# Task statement
Exclude images, then output the remaining data verbatim.

++++++++++++++++++++

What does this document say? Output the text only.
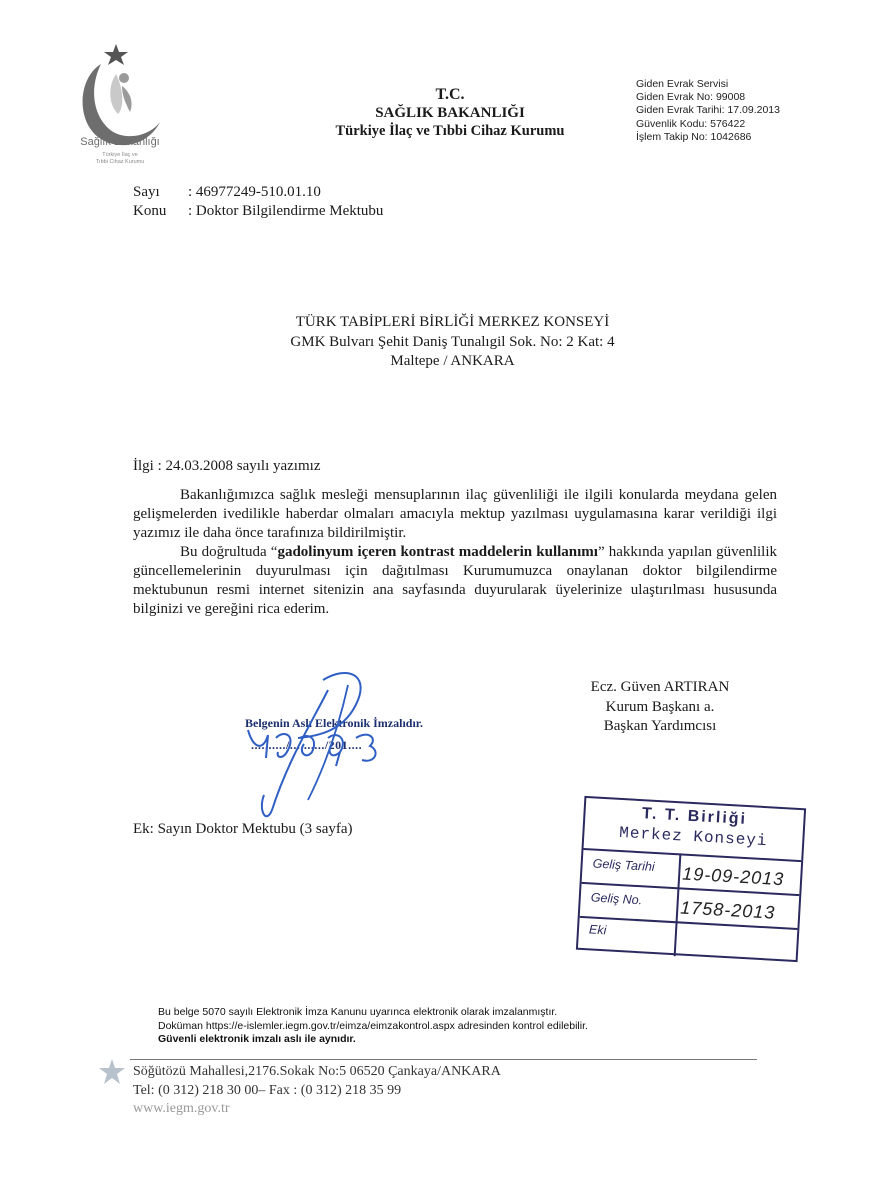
Sağlık Bakanlığı
Türkiye İlaç ve
Tıbbi Cihaz Kurumu
T.C.
SAĞLIK BAKANLIĞI
Türkiye İlaç ve Tıbbi Cihaz Kurumu
Giden Evrak Servisi
Giden Evrak No: 99008
Giden Evrak Tarihi: 17.09.2013
Güvenlik Kodu: 576422
İşlem Takip No: 1042686
Sayı : 46977249-510.01.10
Konu : Doktor Bilgilendirme Mektubu
TÜRK TABİPLERİ BİRLİĞİ MERKEZ KONSEYİ
GMK Bulvarı Şehit Daniş Tunalıgil Sok. No: 2 Kat: 4
Maltepe / ANKARA
İlgi : 24.03.2008 sayılı yazımız
Bakanlığımızca sağlık mesleği mensuplarının ilaç güvenliliği ile ilgili konularda meydana gelen gelişmelerden ivedilikle haberdar olmaları amacıyla mektup yazılması uygulamasına karar verildiği ilgi yazımız ile daha önce tarafınıza bildirilmiştir.
Bu doğrultuda “gadolinyum içeren kontrast maddelerin kullanımı” hakkında yapılan güvenlilik güncellemelerinin duyurulması için dağıtılması Kurumumuzca onaylanan doktor bilgilendirme mektubunun resmi internet sitenizin ana sayfasında duyurularak üyelerinize ulaştırılması hususunda bilginizi ve gereğini rica ederim.
Ecz. Güven ARTIRAN
Kurum Başkanı a.
Başkan Yardımcısı
Belgenin Aslı Elektronik İmzalıdır.
........../........../201....
Ek: Sayın Doktor Mektubu (3 sayfa)
T. T. Birliği
Merkez Konseyi
Geliş Tarihi 19-09-2013
Geliş No. 1758-2013
Eki
Bu belge 5070 sayılı Elektronik İmza Kanunu uyarınca elektronik olarak imzalanmıştır.
Doküman https://e-islemler.iegm.gov.tr/eimza/eimzakontrol.aspx adresinden kontrol edilebilir.
Güvenli elektronik imzalı aslı ile aynıdır.
Söğütözü Mahallesi,2176.Sokak No:5 06520 Çankaya/ANKARA
Tel: (0 312) 218 30 00– Fax : (0 312) 218 35 99
www.iegm.gov.tr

++++++++++++++++++++

# Task answer
What does this document say? Output the text only.
Sağlık Bakanlığı
Türkiye İlaç ve
Tıbbi Cihaz Kurumu
T.C.
SAĞLIK BAKANLIĞI
Türkiye İlaç ve Tıbbi Cihaz Kurumu
Giden Evrak Servisi
Giden Evrak No: 99008
Giden Evrak Tarihi: 17.09.2013
Güvenlik Kodu: 576422
İşlem Takip No: 1042686
Sayı : 46977249-510.01.10
Konu : Doktor Bilgilendirme Mektubu
TÜRK TABİPLERİ BİRLİĞİ MERKEZ KONSEYİ
GMK Bulvarı Şehit Daniş Tunalıgil Sok. No: 2 Kat: 4
Maltepe / ANKARA
İlgi : 24.03.2008 sayılı yazımız
Bakanlığımızca sağlık mesleği mensuplarının ilaç güvenliliği ile ilgili konularda meydana gelen gelişmelerden ivedilikle haberdar olmaları amacıyla mektup yazılması uygulamasına karar verildiği ilgi yazımız ile daha önce tarafınıza bildirilmiştir.
Bu doğrultuda “gadolinyum içeren kontrast maddelerin kullanımı” hakkında yapılan güvenlilik güncellemelerinin duyurulması için dağıtılması Kurumumuzca onaylanan doktor bilgilendirme mektubunun resmi internet sitenizin ana sayfasında duyurularak üyelerinize ulaştırılması hususunda bilginizi ve gereğini rica ederim.
Ecz. Güven ARTIRAN
Kurum Başkanı a.
Başkan Yardımcısı
Belgenin Aslı Elektronik İmzalıdır.
........../........../201....
Ek: Sayın Doktor Mektubu (3 sayfa)
T. T. Birliği
Merkez Konseyi
Geliş Tarihi 19-09-2013
Geliş No. 1758-2013
Eki
Bu belge 5070 sayılı Elektronik İmza Kanunu uyarınca elektronik olarak imzalanmıştır.
Doküman https://e-islemler.iegm.gov.tr/eimza/eimzakontrol.aspx adresinden kontrol edilebilir.
Güvenli elektronik imzalı aslı ile aynıdır.
Söğütözü Mahallesi,2176.Sokak No:5 06520 Çankaya/ANKARA
Tel: (0 312) 218 30 00– Fax : (0 312) 218 35 99
www.iegm.gov.tr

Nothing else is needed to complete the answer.